__Directions__.
1. Which passages in the data governance text appear inside double quotation marks? List each one.
2. According to the data governance text, what is the primary reason its change management efforts are resisted?

__Provided text__.
:::

Exploring the adjacent possible is like exploring “a house that magically expands with each door you open. You begin in a room with four doors, each leading to a new room that you haven’t visited yet. Those four rooms are the adjacent possible. But once you open any one of those doors and stroll into that room, three new doors appear, each leading to a brand-new room that you couldn’t have reached from your original starting point. Keep opening new doors and eventually you’ll have built a palace.”
If it ain’t broke, bricolage it
“If it ain’t broke, don’t fix it” is a common defense of the status quo, which often encourages an environment that stifles innovation and the acceptance of new ideas. The status quo is like staying in the same familiar and comfortable room and choosing to keep all four of its doors closed.
The change management efforts of data governance often don’t talk about opening one of those existing doors. Instead they often broadcast the counter-productive message that “everything is so broken, we can’t fix it.” We need to destroy our existing house and rebuild it from scratch with brand new rooms — and probably with one of those open floor plans without any doors.
Should it really be surprising when this approach to change management is so strongly resisted?
The term bricolage can be defined as making creative and resourceful use of whatever materials are at hand regardless of their original purpose, stringing old parts together to form something radically new, transforming the present into the near future.
“Good ideas are not conjured out of thin air,” explains Johnson, “they are built out of a collection of existing parts.”
The primary reason that the change management efforts of data governance are resisted is because they rely almost exclusively on negative methods—they emphasize broken business and technical processes, as well as bad data-related employee behaviors.
Although these problems exist and are the root cause of some of the organization’s failures, there are also unheralded processes and employees that prevented other problems from happening, which are the root cause of some of the organization’s successes.
It’s important to demonstrate that some data governance policies reflect existing best practices, which helps reduce resistance to change, and so a far more productive change management mantra for data governance is: “If it ain’t broke, bricolage it.”

:::

__Extracted information__.
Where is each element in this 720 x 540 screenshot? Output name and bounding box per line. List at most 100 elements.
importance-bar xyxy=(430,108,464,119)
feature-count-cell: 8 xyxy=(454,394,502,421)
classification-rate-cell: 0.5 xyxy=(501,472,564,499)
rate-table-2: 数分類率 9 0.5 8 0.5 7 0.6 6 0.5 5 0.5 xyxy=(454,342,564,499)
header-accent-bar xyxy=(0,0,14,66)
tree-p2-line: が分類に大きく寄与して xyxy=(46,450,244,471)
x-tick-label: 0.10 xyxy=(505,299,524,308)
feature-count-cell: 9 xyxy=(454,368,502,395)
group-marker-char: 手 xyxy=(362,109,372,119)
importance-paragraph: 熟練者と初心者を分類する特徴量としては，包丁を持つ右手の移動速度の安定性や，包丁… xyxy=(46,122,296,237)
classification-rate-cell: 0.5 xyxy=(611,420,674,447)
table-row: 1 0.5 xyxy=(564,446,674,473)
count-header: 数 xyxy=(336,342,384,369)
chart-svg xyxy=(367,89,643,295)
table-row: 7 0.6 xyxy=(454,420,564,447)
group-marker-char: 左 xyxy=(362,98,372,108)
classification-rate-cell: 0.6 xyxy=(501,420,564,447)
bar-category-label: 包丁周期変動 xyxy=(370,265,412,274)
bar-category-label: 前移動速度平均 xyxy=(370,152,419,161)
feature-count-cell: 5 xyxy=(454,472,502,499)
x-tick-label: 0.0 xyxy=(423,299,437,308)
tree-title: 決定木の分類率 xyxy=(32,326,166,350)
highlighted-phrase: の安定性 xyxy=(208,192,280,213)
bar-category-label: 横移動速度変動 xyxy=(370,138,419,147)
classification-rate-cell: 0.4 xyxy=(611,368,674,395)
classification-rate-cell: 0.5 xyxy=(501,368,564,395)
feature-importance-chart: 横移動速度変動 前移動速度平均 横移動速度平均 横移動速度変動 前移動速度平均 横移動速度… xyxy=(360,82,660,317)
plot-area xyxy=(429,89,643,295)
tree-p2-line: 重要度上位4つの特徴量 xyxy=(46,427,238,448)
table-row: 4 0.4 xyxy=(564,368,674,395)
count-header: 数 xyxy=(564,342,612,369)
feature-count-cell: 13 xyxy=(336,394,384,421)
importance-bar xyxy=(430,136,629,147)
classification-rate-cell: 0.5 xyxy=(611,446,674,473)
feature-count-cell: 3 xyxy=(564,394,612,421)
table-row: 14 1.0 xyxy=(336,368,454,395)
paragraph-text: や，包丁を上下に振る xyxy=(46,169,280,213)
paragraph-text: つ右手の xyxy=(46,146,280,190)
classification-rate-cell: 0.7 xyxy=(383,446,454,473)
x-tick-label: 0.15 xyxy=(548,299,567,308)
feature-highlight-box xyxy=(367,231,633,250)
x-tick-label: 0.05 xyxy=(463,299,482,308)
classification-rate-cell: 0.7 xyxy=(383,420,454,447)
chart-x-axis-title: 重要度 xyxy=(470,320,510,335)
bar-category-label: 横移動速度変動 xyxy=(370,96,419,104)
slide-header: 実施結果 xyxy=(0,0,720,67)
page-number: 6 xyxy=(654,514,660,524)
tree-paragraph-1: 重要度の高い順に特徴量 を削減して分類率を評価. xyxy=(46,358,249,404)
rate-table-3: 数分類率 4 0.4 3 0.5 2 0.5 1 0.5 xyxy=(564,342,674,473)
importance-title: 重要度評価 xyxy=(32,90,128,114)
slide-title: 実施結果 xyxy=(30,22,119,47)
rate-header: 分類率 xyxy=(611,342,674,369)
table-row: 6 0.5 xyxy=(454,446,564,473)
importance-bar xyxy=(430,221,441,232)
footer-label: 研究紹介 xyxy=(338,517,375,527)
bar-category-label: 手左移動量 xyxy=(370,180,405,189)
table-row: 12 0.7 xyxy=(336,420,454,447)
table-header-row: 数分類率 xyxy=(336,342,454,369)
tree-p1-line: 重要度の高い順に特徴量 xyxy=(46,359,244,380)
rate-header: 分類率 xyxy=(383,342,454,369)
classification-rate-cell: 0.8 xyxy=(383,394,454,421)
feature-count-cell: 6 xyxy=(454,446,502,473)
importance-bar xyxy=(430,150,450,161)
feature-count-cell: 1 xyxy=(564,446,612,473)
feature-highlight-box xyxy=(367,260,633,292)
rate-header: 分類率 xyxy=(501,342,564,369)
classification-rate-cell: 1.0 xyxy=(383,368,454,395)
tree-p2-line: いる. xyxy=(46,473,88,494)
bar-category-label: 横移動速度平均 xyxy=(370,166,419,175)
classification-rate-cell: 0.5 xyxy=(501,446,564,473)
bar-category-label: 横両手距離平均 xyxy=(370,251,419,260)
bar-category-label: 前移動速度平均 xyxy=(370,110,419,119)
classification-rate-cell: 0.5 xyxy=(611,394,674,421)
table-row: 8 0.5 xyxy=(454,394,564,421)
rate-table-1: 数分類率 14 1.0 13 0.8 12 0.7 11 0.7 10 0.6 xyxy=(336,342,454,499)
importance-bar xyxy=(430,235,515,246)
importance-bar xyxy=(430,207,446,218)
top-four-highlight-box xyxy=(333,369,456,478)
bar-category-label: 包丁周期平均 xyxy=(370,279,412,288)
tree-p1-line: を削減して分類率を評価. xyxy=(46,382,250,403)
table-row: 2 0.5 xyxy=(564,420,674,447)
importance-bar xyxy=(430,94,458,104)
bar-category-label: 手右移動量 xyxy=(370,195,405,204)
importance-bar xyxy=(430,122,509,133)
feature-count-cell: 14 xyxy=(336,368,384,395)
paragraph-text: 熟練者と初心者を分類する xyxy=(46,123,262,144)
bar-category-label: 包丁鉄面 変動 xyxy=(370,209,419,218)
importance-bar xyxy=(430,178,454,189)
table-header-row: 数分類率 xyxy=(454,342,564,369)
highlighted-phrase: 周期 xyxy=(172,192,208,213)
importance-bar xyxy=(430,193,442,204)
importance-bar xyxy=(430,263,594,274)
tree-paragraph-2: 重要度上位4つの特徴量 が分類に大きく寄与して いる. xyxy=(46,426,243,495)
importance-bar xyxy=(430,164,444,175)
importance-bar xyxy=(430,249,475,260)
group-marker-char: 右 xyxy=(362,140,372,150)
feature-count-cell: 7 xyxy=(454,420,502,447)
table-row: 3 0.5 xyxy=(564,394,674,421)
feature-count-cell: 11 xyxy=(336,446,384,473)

:::

__Per-task outputs__.
1.
1. “a house that magically expands with each door you open. You begin in a room with four doors, each leading to a new room that you haven’t visited yet. Those four rooms are the adjacent possible. But once you open any one of those doors and stroll into that room, three new doors appear, each leading to a brand-new room that you couldn’t have reached from your original starting point. Keep opening new doors and eventually you’ll have built a palace.”
2. “If it ain’t broke, don’t fix it”
3. “everything is so broken, we can’t fix it.”
4. “Good ideas are not conjured out of thin air,”
5. “they are built out of a collection of existing parts.”
6. “If it ain’t broke, bricolage it.”

2. They rely almost exclusively on negative methods that emphasize broken business and technical processes and bad data-related employee behaviors.